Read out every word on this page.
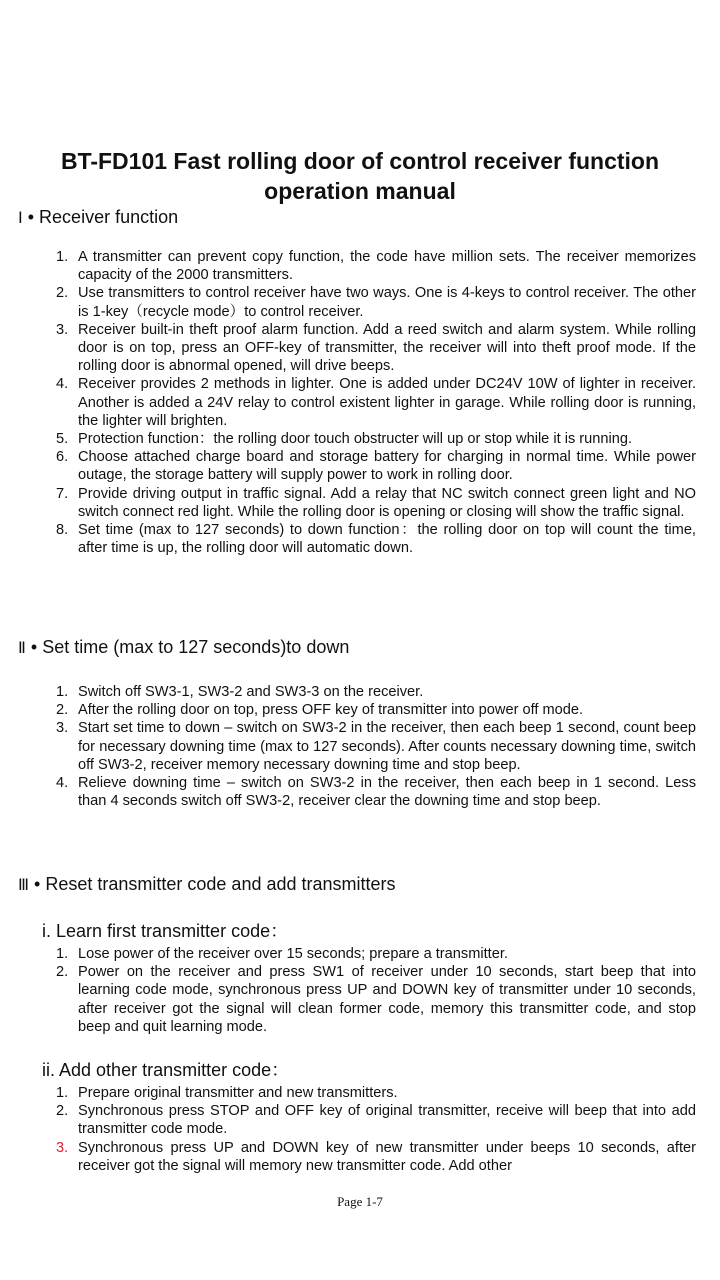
BT-FD101 Fast rolling door of control receiver function operation manual
Ⅰ • Receiver function
1. A transmitter can prevent copy function, the code have million sets. The receiver memorizes capacity of the 2000 transmitters.
2. Use transmitters to control receiver have two ways. One is 4-keys to control receiver. The other is 1-key（recycle mode）to control receiver.
3. Receiver built-in theft proof alarm function. Add a reed switch and alarm system. While rolling door is on top, press an OFF-key of transmitter, the receiver will into theft proof mode. If the rolling door is abnormal opened, will drive beeps.
4. Receiver provides 2 methods in lighter. One is added under DC24V 10W of lighter in receiver. Another is added a 24V relay to control existent lighter in garage. While rolling door is running, the lighter will brighten.
5. Protection function：the rolling door touch obstructer will up or stop while it is running.
6. Choose attached charge board and storage battery for charging in normal time. While power outage, the storage battery will supply power to work in rolling door.
7. Provide driving output in traffic signal. Add a relay that NC switch connect green light and NO switch connect red light. While the rolling door is opening or closing will show the traffic signal.
8. Set time (max to 127 seconds) to down function：the rolling door on top will count the time, after time is up, the rolling door will automatic down.
Ⅱ • Set time (max to 127 seconds)to down
1. Switch off SW3-1, SW3-2 and SW3-3 on the receiver.
2. After the rolling door on top, press OFF key of transmitter into power off mode.
3. Start set time to down – switch on SW3-2 in the receiver, then each beep 1 second, count beep for necessary downing time (max to 127 seconds). After counts necessary downing time, switch off SW3-2, receiver memory necessary downing time and stop beep.
4. Relieve downing time – switch on SW3-2 in the receiver, then each beep in 1 second. Less than 4 seconds switch off SW3-2, receiver clear the downing time and stop beep.
Ⅲ • Reset transmitter code and add transmitters
i. Learn first transmitter code：
1. Lose power of the receiver over 15 seconds; prepare a transmitter.
2. Power on the receiver and press SW1 of receiver under 10 seconds, start beep that into learning code mode, synchronous press UP and DOWN key of transmitter under 10 seconds, after receiver got the signal will clean former code, memory this transmitter code, and stop beep and quit learning mode.
ii. Add other transmitter code：
1. Prepare original transmitter and new transmitters.
2. Synchronous press STOP and OFF key of original transmitter, receive will beep that into add transmitter code mode.
3. Synchronous press UP and DOWN key of new transmitter under beeps 10 seconds, after receiver got the signal will memory new transmitter code. Add other
Page 1-7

— What needs to be done —
Reproduce every line exactly and omit all pictures.

— The output —
Read out every word on this page.
BT-FD101 Fast rolling door of control receiver function operation manual
Ⅰ • Receiver function
1. A transmitter can prevent copy function, the code have million sets. The receiver memorizes capacity of the 2000 transmitters.
2. Use transmitters to control receiver have two ways. One is 4-keys to control receiver. The other is 1-key（recycle mode）to control receiver.
3. Receiver built-in theft proof alarm function. Add a reed switch and alarm system. While rolling door is on top, press an OFF-key of transmitter, the receiver will into theft proof mode. If the rolling door is abnormal opened, will drive beeps.
4. Receiver provides 2 methods in lighter. One is added under DC24V 10W of lighter in receiver. Another is added a 24V relay to control existent lighter in garage. While rolling door is running, the lighter will brighten.
5. Protection function：the rolling door touch obstructer will up or stop while it is running.
6. Choose attached charge board and storage battery for charging in normal time. While power outage, the storage battery will supply power to work in rolling door.
7. Provide driving output in traffic signal. Add a relay that NC switch connect green light and NO switch connect red light. While the rolling door is opening or closing will show the traffic signal.
8. Set time (max to 127 seconds) to down function：the rolling door on top will count the time, after time is up, the rolling door will automatic down.
Ⅱ • Set time (max to 127 seconds)to down
1. Switch off SW3-1, SW3-2 and SW3-3 on the receiver.
2. After the rolling door on top, press OFF key of transmitter into power off mode.
3. Start set time to down – switch on SW3-2 in the receiver, then each beep 1 second, count beep for necessary downing time (max to 127 seconds). After counts necessary downing time, switch off SW3-2, receiver memory necessary downing time and stop beep.
4. Relieve downing time – switch on SW3-2 in the receiver, then each beep in 1 second. Less than 4 seconds switch off SW3-2, receiver clear the downing time and stop beep.
Ⅲ • Reset transmitter code and add transmitters
i. Learn first transmitter code：
1. Lose power of the receiver over 15 seconds; prepare a transmitter.
2. Power on the receiver and press SW1 of receiver under 10 seconds, start beep that into learning code mode, synchronous press UP and DOWN key of transmitter under 10 seconds, after receiver got the signal will clean former code, memory this transmitter code, and stop beep and quit learning mode.
ii. Add other transmitter code：
1. Prepare original transmitter and new transmitters.
2. Synchronous press STOP and OFF key of original transmitter, receive will beep that into add transmitter code mode.
3. Synchronous press UP and DOWN key of new transmitter under beeps 10 seconds, after receiver got the signal will memory new transmitter code. Add other
Page 1-7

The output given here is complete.